### Instruction A
Output the passage from the benchmark workflow pull request page between "Conversation" and "confirms linear scaling).", inclusive, copied word for word.

### Passage provided
Skip to content

feat: standalone criterion bench workflow + self-hosted intel runner#12

Merged
noahgift merged 1 commit into
mainfrom
feat/bench-workflow
Apr 28, 2026
Merged

feat: standalone criterion bench workflow + self-hosted intel runner#12
noahgift merged 1 commit into
mainfrom
feat/bench-workflow

Conversation

@noahgift
Copy link
Copy Markdown
Contributor

Summary

  • Adds .github/workflows/bench.yml — full criterion suite on a self-hosted [intel] org runner (paiml/intel-clean-room-{1..8}), triggered manually, weekly via cron, or on main pushes that touch etl-core/ / etl-bench/ / Cargo.{toml,lock}.
  • Commits a seed run of bench-results/latest/ (Threadripper 7960X, ~9.6M rows/sec across 1k/10k/100k sizes — confirms linear scaling).
  • Updates README with a throughput badge + Benchmarks section explaining the smoke-vs-full split between gate (CI) and bench (this workflow).

### Record excerpts

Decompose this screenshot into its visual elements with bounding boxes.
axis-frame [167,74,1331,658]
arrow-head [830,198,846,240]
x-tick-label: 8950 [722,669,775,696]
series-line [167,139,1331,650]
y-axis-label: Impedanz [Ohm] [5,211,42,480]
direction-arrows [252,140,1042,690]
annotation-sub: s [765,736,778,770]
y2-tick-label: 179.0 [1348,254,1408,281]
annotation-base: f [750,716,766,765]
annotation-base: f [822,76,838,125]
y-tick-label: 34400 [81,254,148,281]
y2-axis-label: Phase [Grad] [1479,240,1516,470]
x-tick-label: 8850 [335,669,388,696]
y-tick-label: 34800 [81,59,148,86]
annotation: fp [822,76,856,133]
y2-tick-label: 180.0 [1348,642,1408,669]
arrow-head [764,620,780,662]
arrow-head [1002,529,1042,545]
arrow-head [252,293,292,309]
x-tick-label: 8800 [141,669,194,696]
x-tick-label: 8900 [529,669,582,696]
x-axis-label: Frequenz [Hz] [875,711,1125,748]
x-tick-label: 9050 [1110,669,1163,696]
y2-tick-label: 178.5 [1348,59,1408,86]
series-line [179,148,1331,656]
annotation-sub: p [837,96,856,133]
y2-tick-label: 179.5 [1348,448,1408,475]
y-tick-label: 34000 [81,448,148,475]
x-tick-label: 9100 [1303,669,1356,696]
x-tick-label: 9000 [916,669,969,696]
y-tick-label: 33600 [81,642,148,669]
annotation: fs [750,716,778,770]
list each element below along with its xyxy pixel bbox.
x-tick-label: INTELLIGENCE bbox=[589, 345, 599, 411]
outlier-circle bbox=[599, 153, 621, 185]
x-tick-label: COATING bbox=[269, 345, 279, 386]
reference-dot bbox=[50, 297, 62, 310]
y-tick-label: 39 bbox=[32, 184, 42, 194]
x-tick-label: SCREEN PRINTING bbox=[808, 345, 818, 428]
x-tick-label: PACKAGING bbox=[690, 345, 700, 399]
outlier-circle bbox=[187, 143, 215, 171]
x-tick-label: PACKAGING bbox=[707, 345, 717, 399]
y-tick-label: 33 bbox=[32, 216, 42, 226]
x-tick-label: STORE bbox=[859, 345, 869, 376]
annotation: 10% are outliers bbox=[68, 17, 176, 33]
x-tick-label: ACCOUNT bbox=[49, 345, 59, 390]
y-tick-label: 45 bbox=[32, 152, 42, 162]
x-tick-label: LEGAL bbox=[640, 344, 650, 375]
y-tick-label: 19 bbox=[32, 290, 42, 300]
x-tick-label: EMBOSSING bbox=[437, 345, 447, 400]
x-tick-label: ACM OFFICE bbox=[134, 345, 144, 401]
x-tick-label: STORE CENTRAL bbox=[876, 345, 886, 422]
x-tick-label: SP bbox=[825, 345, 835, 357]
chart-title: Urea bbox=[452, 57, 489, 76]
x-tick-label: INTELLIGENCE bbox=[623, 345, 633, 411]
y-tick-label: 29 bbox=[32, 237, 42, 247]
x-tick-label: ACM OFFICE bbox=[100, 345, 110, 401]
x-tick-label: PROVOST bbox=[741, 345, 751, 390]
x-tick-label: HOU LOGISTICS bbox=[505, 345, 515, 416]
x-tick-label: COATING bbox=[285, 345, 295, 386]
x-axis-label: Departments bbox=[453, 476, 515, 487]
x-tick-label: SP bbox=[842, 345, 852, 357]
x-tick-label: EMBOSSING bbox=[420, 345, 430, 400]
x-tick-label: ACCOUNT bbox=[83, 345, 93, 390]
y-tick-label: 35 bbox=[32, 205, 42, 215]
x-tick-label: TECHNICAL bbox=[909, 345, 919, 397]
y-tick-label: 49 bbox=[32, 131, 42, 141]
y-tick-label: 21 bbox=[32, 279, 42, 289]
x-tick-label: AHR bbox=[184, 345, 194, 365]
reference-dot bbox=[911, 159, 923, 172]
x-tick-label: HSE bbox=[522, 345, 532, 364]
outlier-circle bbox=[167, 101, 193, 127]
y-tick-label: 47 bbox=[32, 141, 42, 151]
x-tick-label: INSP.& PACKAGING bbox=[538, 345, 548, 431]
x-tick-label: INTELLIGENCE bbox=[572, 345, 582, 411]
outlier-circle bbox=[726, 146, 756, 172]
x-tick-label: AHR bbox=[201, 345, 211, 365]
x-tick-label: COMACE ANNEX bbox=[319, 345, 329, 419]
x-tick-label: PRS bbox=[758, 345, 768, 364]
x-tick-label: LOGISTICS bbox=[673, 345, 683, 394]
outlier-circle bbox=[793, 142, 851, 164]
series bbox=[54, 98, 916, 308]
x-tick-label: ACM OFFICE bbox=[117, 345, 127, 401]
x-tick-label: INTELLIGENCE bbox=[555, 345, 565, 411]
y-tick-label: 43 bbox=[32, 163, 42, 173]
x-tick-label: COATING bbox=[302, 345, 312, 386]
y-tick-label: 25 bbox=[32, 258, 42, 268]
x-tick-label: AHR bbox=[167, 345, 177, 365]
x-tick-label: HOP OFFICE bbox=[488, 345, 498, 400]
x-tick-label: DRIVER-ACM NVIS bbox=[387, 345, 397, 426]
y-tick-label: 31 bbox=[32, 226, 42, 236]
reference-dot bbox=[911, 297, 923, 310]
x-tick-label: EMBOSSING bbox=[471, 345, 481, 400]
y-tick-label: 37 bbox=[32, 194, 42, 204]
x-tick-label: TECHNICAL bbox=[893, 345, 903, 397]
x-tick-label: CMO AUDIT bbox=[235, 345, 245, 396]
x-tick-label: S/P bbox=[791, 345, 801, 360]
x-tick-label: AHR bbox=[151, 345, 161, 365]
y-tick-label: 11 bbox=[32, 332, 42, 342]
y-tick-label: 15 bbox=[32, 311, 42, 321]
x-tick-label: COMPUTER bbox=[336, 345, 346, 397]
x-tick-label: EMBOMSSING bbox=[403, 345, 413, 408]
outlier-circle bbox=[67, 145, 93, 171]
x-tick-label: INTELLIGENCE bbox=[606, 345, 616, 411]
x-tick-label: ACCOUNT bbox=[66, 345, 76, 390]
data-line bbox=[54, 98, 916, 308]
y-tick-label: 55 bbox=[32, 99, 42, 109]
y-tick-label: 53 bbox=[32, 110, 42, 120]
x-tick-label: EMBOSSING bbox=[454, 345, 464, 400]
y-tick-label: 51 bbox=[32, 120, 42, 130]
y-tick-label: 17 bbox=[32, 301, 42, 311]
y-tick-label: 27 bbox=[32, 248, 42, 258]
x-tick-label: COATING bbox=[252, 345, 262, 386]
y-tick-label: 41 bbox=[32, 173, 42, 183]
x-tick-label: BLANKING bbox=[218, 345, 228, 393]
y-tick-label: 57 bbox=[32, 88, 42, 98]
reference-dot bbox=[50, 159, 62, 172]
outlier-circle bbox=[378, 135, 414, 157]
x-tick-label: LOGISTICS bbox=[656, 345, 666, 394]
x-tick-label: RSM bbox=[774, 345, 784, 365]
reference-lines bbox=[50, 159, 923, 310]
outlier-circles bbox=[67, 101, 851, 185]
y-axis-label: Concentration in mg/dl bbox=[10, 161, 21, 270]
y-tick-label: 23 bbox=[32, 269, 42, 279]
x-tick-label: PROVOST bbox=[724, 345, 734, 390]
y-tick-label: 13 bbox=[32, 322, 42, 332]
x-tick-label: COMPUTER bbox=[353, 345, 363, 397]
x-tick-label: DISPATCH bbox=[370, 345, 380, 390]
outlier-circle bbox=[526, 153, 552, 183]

### Instruction B
Return, unchanged, the lines of the records between the first line and the line holding "arrow-head [764,620,780,662]", inclusive.

### Correct output A
Conversation

@noahgift
Copy link
Copy Markdown
Contributor

Summary

  • Adds .github/workflows/bench.yml — full criterion suite on a self-hosted [intel] org runner (paiml/intel-clean-room-{1..8}), triggered manually, weekly via cron, or on main pushes that touch etl-core/ / etl-bench/ / Cargo.{toml,lock}.
  • Commits a seed run of bench-results/latest/ (Threadripper 7960X, ~9.6M rows/sec across 1k/10k/100k sizes — confirms linear scaling).

### Correct output B
Decompose this screenshot into its visual elements with bounding boxes.
axis-frame [167,74,1331,658]
arrow-head [830,198,846,240]
x-tick-label: 8950 [722,669,775,696]
series-line [167,139,1331,650]
y-axis-label: Impedanz [Ohm] [5,211,42,480]
direction-arrows [252,140,1042,690]
annotation-sub: s [765,736,778,770]
y2-tick-label: 179.0 [1348,254,1408,281]
annotation-base: f [750,716,766,765]
annotation-base: f [822,76,838,125]
y-tick-label: 34400 [81,254,148,281]
y2-axis-label: Phase [Grad] [1479,240,1516,470]
x-tick-label: 8850 [335,669,388,696]
y-tick-label: 34800 [81,59,148,86]
annotation: fp [822,76,856,133]
y2-tick-label: 180.0 [1348,642,1408,669]
arrow-head [764,620,780,662]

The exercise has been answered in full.